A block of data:
/---

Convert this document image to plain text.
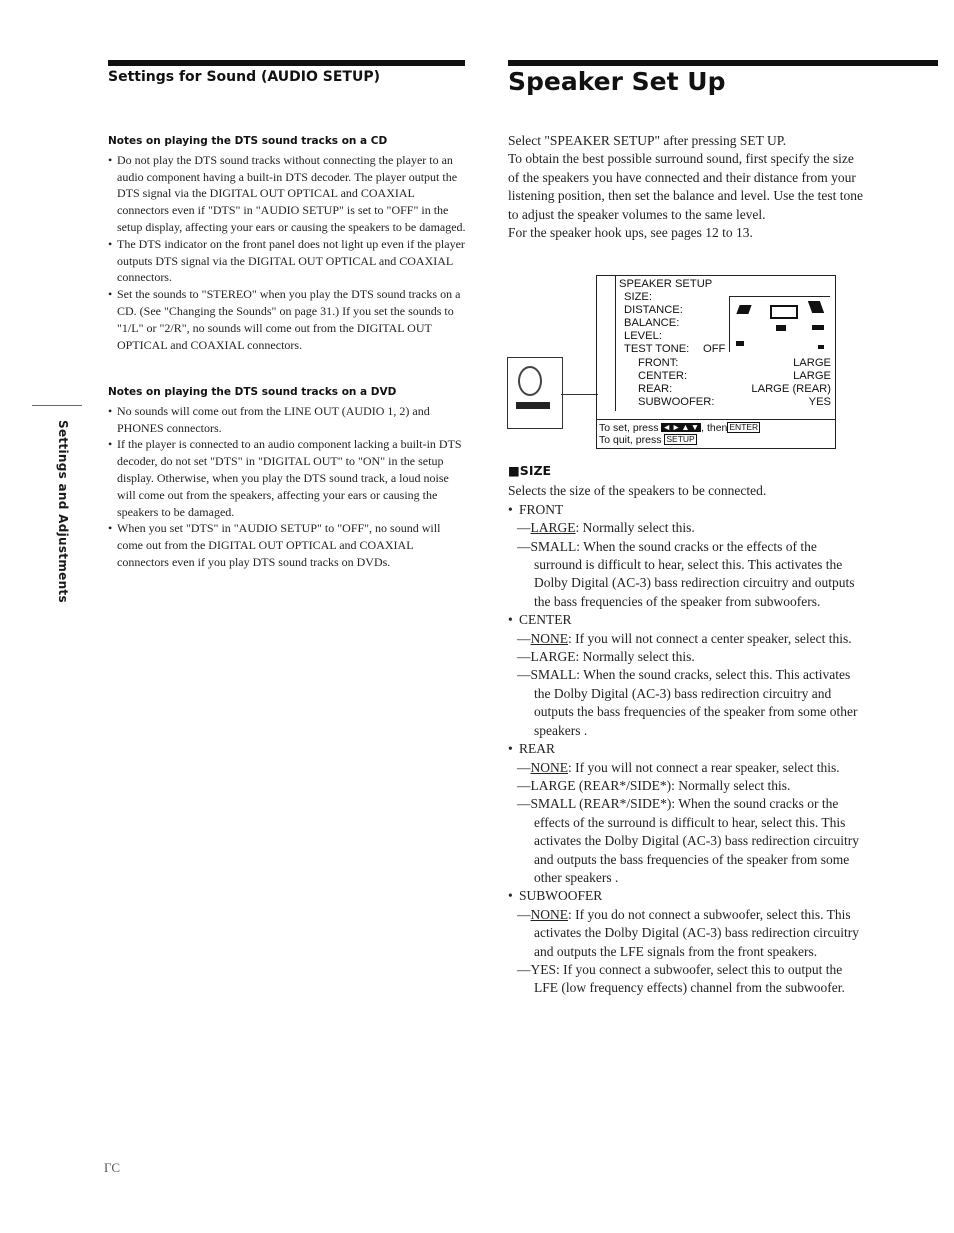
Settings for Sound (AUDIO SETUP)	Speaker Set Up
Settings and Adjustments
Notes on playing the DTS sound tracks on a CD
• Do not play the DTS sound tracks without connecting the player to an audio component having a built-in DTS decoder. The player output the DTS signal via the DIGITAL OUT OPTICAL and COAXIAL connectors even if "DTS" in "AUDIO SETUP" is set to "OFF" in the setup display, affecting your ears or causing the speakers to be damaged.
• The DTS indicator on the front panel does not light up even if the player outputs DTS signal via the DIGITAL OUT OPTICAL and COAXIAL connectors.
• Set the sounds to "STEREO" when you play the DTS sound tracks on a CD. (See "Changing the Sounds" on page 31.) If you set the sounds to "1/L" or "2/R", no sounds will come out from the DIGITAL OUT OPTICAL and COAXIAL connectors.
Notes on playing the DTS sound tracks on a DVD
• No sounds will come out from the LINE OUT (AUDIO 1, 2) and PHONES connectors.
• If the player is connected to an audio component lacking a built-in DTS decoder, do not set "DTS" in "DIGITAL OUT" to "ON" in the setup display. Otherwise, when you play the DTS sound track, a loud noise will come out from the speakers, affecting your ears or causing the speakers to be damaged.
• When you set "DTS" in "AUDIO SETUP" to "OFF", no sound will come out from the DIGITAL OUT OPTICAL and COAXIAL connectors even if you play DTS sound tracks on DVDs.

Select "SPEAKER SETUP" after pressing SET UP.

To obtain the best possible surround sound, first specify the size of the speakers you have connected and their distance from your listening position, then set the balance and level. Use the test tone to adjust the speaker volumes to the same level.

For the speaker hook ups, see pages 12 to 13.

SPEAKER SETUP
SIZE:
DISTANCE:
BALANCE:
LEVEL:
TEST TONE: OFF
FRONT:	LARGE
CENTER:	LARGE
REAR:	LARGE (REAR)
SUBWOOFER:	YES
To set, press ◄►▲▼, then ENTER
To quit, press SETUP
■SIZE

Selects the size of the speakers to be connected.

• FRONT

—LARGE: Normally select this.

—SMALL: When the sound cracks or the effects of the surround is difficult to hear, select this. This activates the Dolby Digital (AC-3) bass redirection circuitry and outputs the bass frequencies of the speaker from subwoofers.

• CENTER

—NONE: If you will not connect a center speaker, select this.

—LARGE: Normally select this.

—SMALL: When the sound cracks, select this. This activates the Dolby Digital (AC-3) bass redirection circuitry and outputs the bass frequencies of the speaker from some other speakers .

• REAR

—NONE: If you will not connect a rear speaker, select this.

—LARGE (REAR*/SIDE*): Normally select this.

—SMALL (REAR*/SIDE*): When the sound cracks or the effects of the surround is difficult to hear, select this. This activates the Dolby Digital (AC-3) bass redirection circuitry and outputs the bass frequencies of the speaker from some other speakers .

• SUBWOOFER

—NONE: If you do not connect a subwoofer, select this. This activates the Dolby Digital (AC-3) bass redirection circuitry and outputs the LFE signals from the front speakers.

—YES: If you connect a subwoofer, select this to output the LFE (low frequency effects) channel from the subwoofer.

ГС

\---

Set task ::
Please write out all the data again word for word, but not the pictures.

Exercise response ::
Convert this document image to plain text.
Settings for Sound (AUDIO SETUP)	Speaker Set Up
Settings and Adjustments
Notes on playing the DTS sound tracks on a CD
• Do not play the DTS sound tracks without connecting the player to an audio component having a built-in DTS decoder. The player output the DTS signal via the DIGITAL OUT OPTICAL and COAXIAL connectors even if "DTS" in "AUDIO SETUP" is set to "OFF" in the setup display, affecting your ears or causing the speakers to be damaged.
• The DTS indicator on the front panel does not light up even if the player outputs DTS signal via the DIGITAL OUT OPTICAL and COAXIAL connectors.
• Set the sounds to "STEREO" when you play the DTS sound tracks on a CD. (See "Changing the Sounds" on page 31.) If you set the sounds to "1/L" or "2/R", no sounds will come out from the DIGITAL OUT OPTICAL and COAXIAL connectors.
Notes on playing the DTS sound tracks on a DVD
• No sounds will come out from the LINE OUT (AUDIO 1, 2) and PHONES connectors.
• If the player is connected to an audio component lacking a built-in DTS decoder, do not set "DTS" in "DIGITAL OUT" to "ON" in the setup display. Otherwise, when you play the DTS sound track, a loud noise will come out from the speakers, affecting your ears or causing the speakers to be damaged.
• When you set "DTS" in "AUDIO SETUP" to "OFF", no sound will come out from the DIGITAL OUT OPTICAL and COAXIAL connectors even if you play DTS sound tracks on DVDs.

Select "SPEAKER SETUP" after pressing SET UP.

To obtain the best possible surround sound, first specify the size of the speakers you have connected and their distance from your listening position, then set the balance and level. Use the test tone to adjust the speaker volumes to the same level.

For the speaker hook ups, see pages 12 to 13.

SPEAKER SETUP
SIZE:
DISTANCE:
BALANCE:
LEVEL:
TEST TONE: OFF
FRONT:	LARGE
CENTER:	LARGE
REAR:	LARGE (REAR)
SUBWOOFER:	YES
To set, press ◄►▲▼, then ENTER
To quit, press SETUP
■SIZE

Selects the size of the speakers to be connected.

• FRONT

—LARGE: Normally select this.

—SMALL: When the sound cracks or the effects of the surround is difficult to hear, select this. This activates the Dolby Digital (AC-3) bass redirection circuitry and outputs the bass frequencies of the speaker from subwoofers.

• CENTER

—NONE: If you will not connect a center speaker, select this.

—LARGE: Normally select this.

—SMALL: When the sound cracks, select this. This activates the Dolby Digital (AC-3) bass redirection circuitry and outputs the bass frequencies of the speaker from some other speakers .

• REAR

—NONE: If you will not connect a rear speaker, select this.

—LARGE (REAR*/SIDE*): Normally select this.

—SMALL (REAR*/SIDE*): When the sound cracks or the effects of the surround is difficult to hear, select this. This activates the Dolby Digital (AC-3) bass redirection circuitry and outputs the bass frequencies of the speaker from some other speakers .

• SUBWOOFER

—NONE: If you do not connect a subwoofer, select this. This activates the Dolby Digital (AC-3) bass redirection circuitry and outputs the LFE signals from the front speakers.

—YES: If you connect a subwoofer, select this to output the LFE (low frequency effects) channel from the subwoofer.

ГС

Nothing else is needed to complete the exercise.